(begin)

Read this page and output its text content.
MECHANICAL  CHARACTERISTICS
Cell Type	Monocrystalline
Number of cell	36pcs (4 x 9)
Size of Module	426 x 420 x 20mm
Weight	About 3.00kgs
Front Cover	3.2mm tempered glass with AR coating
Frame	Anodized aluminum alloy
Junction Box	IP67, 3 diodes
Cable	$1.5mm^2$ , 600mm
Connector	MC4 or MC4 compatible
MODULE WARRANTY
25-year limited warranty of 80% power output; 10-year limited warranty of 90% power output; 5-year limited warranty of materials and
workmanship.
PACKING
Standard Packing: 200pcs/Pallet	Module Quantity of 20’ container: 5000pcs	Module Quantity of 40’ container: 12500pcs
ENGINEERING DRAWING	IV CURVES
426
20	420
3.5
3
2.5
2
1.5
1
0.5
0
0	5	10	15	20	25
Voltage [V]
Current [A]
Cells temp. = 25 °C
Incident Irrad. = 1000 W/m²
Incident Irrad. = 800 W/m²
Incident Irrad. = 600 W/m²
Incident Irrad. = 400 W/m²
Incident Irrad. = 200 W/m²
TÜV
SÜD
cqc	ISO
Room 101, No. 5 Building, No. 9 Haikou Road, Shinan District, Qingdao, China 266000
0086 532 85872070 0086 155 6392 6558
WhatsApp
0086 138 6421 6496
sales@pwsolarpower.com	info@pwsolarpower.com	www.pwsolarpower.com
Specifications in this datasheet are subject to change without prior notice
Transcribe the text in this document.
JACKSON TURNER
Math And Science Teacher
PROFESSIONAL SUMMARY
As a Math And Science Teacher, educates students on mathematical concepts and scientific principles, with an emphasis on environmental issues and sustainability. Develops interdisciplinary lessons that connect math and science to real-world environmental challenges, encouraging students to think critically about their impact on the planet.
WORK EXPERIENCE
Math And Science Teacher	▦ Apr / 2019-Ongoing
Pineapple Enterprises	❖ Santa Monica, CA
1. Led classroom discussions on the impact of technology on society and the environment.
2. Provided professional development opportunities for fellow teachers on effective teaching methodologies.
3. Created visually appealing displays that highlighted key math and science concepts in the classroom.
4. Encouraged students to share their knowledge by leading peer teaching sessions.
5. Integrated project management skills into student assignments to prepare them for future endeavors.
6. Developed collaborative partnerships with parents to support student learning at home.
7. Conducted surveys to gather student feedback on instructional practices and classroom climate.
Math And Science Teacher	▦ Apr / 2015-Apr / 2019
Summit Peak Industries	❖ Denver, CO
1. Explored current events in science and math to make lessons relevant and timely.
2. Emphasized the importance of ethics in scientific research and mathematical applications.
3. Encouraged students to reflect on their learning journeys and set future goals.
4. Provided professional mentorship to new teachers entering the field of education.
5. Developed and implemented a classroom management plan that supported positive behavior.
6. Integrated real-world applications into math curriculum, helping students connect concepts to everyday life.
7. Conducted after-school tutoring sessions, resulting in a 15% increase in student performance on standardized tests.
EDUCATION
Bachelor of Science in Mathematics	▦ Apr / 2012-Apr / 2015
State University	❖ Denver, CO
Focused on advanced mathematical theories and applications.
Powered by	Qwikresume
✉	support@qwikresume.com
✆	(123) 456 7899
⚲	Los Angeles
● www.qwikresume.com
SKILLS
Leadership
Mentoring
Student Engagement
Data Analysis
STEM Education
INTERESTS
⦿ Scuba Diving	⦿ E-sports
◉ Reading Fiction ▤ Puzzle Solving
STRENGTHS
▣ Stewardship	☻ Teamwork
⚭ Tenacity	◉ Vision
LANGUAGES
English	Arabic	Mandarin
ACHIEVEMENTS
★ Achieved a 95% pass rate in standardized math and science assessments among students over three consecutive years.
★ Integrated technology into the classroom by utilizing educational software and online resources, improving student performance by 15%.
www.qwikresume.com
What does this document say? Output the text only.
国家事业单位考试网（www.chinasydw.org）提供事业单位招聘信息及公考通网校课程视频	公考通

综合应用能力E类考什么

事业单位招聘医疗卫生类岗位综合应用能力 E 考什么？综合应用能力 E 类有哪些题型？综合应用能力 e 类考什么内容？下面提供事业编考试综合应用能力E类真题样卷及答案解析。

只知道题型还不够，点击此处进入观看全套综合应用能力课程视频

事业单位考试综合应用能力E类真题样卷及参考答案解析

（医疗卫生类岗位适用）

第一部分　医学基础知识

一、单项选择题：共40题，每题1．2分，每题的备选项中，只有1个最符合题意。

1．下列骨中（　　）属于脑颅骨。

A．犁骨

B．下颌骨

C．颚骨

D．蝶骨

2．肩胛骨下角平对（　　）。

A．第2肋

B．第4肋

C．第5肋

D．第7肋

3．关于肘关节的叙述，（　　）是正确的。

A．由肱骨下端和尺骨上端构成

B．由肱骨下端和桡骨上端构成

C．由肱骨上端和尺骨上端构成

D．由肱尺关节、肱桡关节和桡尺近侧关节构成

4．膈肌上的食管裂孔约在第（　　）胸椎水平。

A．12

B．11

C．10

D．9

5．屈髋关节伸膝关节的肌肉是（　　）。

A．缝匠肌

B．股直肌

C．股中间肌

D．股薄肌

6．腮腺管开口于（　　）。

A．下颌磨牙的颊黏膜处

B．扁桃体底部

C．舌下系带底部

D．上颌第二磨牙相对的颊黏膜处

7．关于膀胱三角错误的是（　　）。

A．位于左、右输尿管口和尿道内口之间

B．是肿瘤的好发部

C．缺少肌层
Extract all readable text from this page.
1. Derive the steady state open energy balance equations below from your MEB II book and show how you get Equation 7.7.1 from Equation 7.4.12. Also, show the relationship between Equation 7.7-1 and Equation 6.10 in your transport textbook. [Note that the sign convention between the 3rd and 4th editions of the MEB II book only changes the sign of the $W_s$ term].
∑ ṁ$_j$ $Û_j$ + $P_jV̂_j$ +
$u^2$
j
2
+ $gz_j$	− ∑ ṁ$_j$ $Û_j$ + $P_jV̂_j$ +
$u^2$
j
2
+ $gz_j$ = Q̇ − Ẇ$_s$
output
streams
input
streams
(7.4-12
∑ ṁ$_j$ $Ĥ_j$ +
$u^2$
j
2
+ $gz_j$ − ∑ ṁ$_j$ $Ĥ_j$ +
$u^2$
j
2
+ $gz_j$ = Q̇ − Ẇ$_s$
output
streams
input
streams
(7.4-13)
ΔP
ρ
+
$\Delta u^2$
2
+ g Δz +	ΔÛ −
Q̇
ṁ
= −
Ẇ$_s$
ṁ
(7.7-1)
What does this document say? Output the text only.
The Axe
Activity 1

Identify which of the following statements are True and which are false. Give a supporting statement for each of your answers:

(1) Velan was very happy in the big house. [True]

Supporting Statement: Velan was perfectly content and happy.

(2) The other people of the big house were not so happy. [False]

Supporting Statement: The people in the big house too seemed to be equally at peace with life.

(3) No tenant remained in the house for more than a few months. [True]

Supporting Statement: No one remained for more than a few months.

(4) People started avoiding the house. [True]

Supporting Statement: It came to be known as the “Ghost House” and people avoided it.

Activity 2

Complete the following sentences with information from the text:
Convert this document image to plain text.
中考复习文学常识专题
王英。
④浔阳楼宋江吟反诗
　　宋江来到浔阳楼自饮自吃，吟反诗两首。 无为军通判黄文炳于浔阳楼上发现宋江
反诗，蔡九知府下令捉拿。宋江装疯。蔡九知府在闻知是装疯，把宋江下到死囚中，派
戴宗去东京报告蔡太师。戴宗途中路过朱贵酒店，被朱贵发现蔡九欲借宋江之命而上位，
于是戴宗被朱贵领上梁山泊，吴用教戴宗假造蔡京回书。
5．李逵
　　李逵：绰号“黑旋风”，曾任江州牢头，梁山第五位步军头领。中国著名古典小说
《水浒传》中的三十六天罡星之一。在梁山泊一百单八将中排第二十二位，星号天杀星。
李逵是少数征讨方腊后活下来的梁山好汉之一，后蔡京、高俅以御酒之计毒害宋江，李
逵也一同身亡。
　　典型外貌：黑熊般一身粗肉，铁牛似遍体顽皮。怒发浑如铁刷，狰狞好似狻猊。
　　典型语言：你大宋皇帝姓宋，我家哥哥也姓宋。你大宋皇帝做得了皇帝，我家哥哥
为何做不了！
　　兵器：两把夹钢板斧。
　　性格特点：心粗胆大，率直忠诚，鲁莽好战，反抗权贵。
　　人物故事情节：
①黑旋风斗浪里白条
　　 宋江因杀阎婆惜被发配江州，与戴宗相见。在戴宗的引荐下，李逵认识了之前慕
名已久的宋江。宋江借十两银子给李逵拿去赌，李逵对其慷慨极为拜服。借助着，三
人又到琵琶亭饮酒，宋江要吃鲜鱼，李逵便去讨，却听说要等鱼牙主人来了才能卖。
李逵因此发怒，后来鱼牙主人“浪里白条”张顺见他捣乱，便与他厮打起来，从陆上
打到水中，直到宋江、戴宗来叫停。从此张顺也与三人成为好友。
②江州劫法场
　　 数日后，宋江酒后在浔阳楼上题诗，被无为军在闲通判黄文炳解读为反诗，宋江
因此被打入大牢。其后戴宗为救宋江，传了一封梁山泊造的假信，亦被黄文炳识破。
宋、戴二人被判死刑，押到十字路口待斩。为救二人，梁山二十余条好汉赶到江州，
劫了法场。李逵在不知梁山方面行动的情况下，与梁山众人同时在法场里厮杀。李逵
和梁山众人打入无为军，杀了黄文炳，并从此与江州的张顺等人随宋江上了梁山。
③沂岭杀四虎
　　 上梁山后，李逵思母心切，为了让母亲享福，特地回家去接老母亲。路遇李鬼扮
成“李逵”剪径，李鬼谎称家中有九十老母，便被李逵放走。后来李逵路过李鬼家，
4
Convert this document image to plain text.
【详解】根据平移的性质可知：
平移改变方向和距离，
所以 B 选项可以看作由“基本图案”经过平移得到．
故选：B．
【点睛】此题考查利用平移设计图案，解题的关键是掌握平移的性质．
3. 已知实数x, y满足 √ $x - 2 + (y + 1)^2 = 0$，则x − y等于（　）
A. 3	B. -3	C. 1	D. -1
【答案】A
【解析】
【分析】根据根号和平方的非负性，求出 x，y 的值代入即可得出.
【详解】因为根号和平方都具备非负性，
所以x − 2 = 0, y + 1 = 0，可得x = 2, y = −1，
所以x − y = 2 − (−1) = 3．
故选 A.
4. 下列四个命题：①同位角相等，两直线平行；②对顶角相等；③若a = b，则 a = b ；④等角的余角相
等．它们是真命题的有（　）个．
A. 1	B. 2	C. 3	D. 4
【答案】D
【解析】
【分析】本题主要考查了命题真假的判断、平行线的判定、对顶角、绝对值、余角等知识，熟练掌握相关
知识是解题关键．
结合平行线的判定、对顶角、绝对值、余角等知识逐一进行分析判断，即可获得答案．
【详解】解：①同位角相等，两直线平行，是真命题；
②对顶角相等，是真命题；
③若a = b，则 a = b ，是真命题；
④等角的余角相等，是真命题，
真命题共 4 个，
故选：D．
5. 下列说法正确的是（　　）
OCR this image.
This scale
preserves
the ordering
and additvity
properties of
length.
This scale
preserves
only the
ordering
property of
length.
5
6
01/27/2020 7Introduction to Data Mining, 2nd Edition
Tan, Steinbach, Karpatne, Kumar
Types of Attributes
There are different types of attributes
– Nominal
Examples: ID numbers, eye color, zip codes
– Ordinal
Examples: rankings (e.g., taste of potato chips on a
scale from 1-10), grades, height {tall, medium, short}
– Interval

(end)

§ **EXERCISE TASK**
Find how many lines in the listing contain the word "mathematical" and give that count alone.

§ **COMPLETE ANSWER**
3